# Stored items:
/---

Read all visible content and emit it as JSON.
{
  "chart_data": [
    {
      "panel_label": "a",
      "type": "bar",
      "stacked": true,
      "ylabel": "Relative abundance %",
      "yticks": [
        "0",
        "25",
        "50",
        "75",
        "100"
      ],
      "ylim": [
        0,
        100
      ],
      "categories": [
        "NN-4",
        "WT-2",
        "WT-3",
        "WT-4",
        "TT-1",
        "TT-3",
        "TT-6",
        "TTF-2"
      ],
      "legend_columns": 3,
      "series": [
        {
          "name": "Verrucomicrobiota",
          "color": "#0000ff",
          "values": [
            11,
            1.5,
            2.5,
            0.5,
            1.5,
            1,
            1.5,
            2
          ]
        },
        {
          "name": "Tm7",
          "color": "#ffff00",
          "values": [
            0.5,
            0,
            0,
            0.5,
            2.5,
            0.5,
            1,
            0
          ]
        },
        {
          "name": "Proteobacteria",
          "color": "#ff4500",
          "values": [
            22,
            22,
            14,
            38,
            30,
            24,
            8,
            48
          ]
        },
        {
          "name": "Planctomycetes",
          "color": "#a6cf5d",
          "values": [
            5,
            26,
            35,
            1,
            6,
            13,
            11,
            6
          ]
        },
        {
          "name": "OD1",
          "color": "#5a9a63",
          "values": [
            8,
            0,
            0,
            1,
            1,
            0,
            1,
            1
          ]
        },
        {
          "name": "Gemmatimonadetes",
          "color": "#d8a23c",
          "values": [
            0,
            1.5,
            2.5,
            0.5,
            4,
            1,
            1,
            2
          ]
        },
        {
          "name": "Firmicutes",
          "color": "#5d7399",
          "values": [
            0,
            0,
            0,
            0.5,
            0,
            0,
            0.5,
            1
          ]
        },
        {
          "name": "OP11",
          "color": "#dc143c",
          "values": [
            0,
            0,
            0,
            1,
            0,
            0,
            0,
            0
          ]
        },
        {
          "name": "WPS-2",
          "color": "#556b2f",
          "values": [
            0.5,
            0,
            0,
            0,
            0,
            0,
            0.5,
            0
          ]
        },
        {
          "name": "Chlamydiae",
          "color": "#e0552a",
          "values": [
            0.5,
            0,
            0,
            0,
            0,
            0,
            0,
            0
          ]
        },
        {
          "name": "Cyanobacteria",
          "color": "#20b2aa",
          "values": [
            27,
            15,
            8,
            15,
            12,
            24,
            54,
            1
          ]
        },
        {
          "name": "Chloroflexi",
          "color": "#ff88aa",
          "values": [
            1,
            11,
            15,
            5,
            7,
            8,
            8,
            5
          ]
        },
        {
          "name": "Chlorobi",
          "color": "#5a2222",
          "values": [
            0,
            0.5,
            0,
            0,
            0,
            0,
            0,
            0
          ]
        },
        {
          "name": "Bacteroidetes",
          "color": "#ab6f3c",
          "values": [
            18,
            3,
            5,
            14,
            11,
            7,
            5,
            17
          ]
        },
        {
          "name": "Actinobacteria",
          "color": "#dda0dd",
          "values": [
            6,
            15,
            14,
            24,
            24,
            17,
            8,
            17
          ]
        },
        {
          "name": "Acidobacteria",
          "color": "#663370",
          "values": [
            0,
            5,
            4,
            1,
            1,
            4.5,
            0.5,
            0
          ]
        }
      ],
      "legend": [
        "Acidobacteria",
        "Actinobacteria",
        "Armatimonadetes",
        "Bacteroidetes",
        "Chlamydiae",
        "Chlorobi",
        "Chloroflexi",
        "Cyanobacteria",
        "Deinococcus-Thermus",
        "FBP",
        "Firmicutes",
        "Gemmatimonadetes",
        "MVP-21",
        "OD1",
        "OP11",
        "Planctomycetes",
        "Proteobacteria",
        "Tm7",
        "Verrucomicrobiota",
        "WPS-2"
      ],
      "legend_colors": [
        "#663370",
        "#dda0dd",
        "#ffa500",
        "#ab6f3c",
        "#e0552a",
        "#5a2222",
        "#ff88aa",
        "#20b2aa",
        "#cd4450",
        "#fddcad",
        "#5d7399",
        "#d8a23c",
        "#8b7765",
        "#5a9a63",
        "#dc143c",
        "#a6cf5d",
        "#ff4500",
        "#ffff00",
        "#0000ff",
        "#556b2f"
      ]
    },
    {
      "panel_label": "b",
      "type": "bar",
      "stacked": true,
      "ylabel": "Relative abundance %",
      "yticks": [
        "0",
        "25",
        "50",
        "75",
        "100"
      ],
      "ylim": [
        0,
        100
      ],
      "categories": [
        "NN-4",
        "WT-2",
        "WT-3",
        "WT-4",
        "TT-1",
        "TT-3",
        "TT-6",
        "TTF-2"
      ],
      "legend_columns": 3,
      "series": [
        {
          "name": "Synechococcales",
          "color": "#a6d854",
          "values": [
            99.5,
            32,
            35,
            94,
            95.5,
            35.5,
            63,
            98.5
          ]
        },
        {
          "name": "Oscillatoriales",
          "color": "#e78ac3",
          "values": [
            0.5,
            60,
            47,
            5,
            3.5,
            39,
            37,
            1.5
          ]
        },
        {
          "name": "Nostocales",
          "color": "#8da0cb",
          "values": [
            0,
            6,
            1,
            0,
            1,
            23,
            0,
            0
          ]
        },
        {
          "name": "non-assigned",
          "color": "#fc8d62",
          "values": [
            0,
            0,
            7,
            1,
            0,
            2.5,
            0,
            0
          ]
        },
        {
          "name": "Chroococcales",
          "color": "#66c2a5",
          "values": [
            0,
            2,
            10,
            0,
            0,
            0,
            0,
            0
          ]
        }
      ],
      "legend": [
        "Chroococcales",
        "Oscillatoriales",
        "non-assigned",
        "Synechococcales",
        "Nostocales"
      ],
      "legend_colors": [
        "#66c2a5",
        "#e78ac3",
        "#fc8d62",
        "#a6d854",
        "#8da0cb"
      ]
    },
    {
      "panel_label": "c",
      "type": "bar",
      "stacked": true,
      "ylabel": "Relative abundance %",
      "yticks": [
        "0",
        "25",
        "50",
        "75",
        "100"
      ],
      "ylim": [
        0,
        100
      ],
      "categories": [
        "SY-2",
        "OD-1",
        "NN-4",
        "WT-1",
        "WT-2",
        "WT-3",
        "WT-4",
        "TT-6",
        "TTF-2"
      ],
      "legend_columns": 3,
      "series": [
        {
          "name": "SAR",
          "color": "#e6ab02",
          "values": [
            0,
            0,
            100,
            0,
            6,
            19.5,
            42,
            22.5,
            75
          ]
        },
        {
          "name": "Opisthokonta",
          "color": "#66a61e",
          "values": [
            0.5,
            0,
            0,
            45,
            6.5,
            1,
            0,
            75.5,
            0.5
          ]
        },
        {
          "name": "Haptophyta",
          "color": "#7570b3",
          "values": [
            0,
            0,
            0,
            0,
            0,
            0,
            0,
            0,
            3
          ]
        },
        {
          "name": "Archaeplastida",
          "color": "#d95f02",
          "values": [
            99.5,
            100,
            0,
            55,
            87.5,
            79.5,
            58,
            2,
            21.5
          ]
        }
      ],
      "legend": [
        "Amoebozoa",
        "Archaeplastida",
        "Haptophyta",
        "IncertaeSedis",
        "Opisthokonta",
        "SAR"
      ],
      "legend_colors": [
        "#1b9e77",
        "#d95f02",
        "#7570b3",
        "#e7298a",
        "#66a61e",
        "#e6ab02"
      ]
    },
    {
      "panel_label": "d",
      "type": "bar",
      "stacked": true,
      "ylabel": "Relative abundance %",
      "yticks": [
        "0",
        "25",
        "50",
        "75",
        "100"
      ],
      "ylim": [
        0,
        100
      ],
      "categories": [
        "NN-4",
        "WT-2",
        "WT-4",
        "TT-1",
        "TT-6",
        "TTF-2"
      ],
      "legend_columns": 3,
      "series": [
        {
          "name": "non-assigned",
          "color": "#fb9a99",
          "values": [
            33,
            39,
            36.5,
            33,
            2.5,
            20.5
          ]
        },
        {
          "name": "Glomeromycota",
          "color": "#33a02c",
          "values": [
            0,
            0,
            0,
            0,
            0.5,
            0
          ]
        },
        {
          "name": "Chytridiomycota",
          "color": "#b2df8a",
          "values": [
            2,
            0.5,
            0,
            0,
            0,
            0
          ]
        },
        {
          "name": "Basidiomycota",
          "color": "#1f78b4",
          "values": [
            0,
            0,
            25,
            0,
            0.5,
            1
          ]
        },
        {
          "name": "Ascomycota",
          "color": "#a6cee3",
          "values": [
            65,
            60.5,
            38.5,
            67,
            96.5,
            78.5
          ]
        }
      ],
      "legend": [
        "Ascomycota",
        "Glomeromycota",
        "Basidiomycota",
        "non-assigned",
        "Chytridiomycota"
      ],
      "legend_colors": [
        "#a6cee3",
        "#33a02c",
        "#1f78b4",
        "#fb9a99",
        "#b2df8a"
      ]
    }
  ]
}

\---

# Required work:
Find the word "Proteobacteria" in the entries above and gather every line that holds it.

# Exercise answer:
          "name": "Proteobacteria",
        "Proteobacteria",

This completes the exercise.